* **STATED GOAL**
Filter the records below for the word "식민지근대화론과". Copy each line that holds it.

--- Start of STORED ROWS ---

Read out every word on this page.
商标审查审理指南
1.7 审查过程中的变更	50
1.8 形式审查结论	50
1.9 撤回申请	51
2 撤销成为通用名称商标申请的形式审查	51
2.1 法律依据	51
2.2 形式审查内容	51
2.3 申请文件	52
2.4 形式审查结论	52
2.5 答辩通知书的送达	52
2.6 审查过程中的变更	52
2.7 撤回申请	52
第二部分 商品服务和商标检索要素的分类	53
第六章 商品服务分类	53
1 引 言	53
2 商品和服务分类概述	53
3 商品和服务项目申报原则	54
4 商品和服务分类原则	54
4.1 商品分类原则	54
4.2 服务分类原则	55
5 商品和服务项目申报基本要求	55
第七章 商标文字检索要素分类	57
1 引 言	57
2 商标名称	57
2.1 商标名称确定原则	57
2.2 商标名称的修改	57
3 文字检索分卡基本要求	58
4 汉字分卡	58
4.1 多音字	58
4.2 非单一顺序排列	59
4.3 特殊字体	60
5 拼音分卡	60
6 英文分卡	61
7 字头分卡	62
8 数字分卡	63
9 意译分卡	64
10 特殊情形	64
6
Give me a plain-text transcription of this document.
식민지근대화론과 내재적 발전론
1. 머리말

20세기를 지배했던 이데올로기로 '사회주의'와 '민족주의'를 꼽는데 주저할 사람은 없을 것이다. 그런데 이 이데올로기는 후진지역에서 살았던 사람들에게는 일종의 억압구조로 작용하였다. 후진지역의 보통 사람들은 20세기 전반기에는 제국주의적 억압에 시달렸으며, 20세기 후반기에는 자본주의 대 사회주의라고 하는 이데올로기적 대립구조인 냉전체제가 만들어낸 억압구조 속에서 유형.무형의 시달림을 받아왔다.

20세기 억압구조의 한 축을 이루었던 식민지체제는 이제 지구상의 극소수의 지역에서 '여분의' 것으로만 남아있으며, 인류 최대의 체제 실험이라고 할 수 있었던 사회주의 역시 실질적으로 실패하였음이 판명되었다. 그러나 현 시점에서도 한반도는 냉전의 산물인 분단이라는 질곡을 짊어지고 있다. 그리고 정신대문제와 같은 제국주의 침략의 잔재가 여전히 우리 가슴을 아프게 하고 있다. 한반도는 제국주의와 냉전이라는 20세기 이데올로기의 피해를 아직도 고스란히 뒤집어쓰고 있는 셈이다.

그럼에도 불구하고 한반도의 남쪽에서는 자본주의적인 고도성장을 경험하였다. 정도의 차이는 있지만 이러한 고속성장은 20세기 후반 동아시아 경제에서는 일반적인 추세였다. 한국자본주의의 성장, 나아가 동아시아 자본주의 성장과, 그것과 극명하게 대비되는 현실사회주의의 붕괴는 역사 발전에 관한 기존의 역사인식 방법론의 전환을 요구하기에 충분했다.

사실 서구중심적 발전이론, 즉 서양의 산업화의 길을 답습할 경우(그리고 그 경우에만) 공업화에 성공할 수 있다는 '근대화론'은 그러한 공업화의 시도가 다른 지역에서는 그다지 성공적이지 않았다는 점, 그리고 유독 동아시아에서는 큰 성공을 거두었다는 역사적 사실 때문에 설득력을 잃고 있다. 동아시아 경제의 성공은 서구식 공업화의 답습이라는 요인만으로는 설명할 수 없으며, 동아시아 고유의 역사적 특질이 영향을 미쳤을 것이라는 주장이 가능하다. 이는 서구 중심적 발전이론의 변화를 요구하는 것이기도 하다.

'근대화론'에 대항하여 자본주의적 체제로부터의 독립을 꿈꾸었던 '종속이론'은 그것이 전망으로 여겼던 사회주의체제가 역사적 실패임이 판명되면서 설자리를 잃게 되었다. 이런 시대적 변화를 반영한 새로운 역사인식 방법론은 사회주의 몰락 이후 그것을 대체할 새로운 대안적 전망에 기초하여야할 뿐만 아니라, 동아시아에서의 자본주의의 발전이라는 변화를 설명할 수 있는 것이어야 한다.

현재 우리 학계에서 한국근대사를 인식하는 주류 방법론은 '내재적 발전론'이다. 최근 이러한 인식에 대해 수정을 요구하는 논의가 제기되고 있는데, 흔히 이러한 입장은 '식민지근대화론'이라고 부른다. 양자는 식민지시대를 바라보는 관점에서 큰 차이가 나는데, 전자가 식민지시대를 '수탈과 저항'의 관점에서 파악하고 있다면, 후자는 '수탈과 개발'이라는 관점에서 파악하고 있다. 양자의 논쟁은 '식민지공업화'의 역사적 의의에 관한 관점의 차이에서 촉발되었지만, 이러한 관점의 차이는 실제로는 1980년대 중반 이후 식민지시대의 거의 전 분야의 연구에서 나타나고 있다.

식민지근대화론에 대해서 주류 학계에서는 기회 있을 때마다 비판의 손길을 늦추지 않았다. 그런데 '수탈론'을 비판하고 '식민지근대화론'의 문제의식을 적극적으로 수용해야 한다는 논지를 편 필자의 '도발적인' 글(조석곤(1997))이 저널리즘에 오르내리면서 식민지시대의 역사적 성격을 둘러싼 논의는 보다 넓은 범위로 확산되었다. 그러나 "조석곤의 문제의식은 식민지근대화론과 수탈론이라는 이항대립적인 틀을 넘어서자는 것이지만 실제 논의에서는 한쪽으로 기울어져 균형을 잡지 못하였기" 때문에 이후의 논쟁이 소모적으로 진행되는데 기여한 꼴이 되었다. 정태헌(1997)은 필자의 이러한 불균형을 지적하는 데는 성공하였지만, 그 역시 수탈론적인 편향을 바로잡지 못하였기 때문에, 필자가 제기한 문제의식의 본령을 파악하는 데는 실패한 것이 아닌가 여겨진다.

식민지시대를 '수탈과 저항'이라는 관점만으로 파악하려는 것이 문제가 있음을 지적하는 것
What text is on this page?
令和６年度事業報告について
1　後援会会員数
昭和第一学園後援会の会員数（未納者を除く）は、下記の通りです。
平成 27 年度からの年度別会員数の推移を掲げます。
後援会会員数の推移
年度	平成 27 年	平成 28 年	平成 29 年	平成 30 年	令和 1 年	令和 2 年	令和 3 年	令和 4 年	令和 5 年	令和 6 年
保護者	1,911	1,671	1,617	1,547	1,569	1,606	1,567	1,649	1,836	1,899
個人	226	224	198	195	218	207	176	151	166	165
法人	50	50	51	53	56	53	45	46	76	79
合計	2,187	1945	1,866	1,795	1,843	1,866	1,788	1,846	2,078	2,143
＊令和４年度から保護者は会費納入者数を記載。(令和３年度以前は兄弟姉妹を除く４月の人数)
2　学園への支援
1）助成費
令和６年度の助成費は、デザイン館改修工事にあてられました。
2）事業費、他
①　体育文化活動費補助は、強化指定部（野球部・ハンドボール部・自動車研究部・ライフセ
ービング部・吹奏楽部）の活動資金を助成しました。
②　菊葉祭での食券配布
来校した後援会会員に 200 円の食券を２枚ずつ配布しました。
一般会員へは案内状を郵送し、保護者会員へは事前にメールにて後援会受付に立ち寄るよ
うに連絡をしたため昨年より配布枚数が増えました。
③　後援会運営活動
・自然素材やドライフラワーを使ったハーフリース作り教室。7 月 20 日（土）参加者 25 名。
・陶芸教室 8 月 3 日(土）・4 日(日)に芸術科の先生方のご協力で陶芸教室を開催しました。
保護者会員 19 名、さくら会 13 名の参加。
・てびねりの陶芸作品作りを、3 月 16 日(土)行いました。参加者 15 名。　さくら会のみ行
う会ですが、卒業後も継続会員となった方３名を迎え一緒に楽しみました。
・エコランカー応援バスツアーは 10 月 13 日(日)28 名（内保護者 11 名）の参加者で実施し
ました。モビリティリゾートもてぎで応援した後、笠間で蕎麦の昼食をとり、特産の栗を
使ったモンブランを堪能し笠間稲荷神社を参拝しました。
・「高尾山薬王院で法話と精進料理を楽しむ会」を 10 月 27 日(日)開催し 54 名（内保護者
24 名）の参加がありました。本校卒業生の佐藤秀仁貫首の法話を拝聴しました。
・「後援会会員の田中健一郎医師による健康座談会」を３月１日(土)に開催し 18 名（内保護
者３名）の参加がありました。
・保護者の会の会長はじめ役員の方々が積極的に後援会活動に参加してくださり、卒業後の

--- End of STORED ROWS ---

* **ANSWER FOR THIS EXERCISE**
식민지근대화론과 내재적 발전론
식민지근대화론에 대해서 주류 학계에서는 기회 있을 때마다 비판의 손길을 늦추지 않았다. 그런데 '수탈론'을 비판하고 '식민지근대화론'의 문제의식을 적극적으로 수용해야 한다는 논지를 편 필자의 '도발적인' 글(조석곤(1997))이 저널리즘에 오르내리면서 식민지시대의 역사적 성격을 둘러싼 논의는 보다 넓은 범위로 확산되었다. 그러나 "조석곤의 문제의식은 식민지근대화론과 수탈론이라는 이항대립적인 틀을 넘어서자는 것이지만 실제 논의에서는 한쪽으로 기울어져 균형을 잡지 못하였기" 때문에 이후의 논쟁이 소모적으로 진행되는데 기여한 꼴이 되었다. 정태헌(1997)은 필자의 이러한 불균형을 지적하는 데는 성공하였지만, 그 역시 수탈론적인 편향을 바로잡지 못하였기 때문에, 필자가 제기한 문제의식의 본령을 파악하는 데는 실패한 것이 아닌가 여겨진다.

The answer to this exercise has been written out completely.